** THE EXERCISE **
Copy every line from the records below that holds the word "FORTUNA".

** RECORDS TO PROCESS **
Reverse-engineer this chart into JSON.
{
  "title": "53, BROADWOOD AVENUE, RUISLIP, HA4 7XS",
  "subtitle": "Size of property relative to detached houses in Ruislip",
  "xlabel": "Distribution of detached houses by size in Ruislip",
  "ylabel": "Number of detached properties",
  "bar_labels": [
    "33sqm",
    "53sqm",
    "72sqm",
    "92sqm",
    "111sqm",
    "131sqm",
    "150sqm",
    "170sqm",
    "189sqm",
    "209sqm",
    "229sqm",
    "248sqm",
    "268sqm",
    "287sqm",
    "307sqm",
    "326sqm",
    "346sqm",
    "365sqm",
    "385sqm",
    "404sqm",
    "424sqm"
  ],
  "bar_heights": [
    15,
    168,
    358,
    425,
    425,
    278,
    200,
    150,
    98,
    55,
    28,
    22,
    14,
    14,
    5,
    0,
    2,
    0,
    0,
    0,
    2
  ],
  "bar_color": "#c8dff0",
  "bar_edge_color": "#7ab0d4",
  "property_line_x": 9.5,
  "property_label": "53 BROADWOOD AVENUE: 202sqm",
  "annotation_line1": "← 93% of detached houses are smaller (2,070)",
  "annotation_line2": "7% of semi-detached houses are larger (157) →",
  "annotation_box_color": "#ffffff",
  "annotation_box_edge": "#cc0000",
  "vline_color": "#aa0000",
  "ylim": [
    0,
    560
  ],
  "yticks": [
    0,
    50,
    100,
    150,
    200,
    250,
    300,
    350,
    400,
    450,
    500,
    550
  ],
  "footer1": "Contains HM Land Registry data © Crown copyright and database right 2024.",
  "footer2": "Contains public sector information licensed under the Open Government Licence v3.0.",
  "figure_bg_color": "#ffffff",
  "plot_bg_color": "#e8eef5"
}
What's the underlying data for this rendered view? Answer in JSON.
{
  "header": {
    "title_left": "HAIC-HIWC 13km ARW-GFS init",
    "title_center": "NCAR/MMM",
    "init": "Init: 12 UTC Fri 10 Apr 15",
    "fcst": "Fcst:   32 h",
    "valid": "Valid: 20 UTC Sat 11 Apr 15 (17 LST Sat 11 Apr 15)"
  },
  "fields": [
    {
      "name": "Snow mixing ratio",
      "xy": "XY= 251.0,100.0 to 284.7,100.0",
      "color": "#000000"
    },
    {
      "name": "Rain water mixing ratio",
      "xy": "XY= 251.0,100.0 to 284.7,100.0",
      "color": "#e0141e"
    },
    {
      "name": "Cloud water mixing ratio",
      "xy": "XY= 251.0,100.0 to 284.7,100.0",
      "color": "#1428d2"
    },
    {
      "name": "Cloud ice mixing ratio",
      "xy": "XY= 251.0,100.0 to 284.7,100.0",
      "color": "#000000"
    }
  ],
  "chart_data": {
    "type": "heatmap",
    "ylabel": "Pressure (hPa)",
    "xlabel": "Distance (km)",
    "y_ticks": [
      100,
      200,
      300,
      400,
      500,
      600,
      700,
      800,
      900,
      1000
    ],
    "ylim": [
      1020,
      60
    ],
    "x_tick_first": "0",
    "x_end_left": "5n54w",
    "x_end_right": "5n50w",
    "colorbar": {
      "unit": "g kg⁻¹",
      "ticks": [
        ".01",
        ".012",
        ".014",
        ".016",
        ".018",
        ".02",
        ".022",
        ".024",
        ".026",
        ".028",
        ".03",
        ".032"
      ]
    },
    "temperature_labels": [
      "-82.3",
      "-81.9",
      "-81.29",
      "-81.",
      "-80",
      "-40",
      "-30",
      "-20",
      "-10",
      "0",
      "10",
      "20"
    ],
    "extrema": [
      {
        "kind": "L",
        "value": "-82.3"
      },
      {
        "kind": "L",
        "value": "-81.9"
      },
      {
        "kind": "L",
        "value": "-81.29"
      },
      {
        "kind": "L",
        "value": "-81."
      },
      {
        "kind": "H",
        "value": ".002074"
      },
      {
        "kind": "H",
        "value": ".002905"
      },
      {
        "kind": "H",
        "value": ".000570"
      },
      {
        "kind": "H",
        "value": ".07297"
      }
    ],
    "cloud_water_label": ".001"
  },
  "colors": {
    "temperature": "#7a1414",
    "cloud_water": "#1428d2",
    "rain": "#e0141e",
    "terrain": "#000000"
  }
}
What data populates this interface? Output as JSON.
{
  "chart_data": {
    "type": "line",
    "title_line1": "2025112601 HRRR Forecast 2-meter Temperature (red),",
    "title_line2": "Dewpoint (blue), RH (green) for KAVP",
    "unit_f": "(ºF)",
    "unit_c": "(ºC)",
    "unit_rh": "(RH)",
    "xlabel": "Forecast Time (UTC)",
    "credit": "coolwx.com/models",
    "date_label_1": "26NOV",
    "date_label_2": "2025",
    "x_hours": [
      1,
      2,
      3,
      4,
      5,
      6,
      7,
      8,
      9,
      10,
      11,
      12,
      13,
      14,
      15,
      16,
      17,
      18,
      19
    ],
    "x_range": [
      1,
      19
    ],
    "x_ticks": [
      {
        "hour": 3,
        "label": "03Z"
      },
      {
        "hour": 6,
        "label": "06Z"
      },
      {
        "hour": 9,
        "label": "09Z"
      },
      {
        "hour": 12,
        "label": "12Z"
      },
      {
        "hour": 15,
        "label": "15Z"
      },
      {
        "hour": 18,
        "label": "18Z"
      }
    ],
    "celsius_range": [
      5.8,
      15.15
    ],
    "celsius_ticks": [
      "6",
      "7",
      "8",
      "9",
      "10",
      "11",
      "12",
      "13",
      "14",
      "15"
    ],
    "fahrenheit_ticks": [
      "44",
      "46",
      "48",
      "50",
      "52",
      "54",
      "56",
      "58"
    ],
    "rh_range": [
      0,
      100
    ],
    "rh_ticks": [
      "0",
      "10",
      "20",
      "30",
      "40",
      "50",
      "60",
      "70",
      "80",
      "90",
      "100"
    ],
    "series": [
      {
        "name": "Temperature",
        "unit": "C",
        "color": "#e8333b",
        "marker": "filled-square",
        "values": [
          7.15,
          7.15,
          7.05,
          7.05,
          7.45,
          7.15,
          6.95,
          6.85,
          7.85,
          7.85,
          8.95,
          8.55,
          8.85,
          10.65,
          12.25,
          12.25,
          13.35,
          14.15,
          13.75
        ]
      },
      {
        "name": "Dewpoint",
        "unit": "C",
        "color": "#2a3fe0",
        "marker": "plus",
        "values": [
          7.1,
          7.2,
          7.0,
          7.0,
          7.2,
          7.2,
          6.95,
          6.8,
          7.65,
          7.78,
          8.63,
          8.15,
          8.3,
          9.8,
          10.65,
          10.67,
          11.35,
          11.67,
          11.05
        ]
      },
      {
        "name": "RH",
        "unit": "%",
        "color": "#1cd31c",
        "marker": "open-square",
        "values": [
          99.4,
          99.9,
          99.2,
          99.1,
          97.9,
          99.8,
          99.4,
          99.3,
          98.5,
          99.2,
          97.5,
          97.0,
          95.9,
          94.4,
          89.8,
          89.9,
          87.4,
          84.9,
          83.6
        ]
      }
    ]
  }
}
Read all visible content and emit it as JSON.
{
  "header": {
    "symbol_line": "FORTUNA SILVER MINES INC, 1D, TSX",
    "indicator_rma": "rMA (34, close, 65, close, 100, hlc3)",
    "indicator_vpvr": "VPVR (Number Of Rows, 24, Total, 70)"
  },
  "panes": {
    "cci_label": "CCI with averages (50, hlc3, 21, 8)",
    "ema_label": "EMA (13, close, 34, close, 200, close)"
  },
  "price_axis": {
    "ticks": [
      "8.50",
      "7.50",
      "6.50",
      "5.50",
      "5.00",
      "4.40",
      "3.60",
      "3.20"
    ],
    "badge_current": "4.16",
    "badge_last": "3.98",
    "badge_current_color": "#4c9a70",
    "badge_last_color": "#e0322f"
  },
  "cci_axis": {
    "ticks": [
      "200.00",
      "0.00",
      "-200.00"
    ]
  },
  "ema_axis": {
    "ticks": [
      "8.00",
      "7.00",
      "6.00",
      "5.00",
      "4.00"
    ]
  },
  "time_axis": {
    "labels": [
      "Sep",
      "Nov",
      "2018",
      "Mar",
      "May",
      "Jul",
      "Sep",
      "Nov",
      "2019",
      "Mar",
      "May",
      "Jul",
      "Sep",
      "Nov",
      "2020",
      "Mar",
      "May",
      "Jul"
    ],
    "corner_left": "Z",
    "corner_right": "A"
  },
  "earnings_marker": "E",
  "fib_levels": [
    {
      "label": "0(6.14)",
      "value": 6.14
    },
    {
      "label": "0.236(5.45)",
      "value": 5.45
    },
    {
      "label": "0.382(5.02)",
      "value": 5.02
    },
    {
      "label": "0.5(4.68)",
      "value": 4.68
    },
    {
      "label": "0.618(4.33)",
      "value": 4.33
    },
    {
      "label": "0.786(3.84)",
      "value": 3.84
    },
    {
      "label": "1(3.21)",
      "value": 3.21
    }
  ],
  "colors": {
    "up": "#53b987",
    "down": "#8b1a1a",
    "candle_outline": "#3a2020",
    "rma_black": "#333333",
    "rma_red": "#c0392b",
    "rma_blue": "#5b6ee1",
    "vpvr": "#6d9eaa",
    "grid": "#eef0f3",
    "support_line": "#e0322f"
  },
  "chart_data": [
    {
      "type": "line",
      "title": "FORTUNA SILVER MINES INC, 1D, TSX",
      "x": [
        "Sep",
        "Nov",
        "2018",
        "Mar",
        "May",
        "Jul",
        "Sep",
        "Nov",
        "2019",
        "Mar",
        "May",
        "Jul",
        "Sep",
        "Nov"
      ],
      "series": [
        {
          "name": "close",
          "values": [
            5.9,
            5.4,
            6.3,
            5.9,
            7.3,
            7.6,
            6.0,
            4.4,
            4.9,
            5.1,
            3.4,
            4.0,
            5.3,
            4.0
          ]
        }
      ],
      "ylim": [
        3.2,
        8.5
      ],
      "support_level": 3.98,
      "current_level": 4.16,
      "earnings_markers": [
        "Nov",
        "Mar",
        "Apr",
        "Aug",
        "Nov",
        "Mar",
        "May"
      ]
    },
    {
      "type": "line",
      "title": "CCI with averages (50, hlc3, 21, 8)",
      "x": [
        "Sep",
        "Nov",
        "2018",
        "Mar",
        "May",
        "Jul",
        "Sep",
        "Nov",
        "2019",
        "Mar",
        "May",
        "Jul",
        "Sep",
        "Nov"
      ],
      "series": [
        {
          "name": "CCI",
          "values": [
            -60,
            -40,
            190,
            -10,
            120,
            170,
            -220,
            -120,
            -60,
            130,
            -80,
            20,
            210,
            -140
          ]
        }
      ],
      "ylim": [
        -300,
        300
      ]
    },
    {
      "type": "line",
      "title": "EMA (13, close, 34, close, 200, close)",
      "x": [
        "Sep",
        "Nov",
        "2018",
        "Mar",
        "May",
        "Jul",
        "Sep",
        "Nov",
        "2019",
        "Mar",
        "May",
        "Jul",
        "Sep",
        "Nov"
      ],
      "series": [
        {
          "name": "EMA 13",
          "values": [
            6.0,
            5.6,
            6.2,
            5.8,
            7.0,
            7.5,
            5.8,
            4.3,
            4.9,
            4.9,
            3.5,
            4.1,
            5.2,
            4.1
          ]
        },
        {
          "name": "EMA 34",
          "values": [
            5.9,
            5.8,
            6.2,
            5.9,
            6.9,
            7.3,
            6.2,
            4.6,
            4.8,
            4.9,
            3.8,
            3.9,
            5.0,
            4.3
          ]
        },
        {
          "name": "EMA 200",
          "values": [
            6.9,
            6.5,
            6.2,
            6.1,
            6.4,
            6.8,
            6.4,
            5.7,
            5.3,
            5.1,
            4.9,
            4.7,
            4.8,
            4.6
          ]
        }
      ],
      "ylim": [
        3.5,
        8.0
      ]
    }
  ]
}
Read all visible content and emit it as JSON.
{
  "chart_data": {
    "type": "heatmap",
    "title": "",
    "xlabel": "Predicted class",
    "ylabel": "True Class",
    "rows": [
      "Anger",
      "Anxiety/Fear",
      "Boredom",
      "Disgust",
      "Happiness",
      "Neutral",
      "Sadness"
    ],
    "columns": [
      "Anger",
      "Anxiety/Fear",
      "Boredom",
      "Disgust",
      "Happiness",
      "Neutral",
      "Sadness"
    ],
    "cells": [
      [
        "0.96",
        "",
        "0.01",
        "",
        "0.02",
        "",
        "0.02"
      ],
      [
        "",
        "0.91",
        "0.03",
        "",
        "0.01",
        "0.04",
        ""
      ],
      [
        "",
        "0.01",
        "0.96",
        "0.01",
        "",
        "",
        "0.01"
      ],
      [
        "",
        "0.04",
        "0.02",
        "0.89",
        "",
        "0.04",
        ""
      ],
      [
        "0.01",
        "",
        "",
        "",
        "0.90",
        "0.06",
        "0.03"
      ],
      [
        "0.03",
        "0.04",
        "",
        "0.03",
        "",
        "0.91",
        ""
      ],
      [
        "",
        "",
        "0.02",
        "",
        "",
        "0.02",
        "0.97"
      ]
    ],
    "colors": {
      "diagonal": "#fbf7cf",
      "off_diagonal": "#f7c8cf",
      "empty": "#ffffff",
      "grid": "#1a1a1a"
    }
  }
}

** RESULT OF THIS TASK **
    "symbol_line": "FORTUNA SILVER MINES INC, 1D, TSX",
      "title": "FORTUNA SILVER MINES INC, 1D, TSX",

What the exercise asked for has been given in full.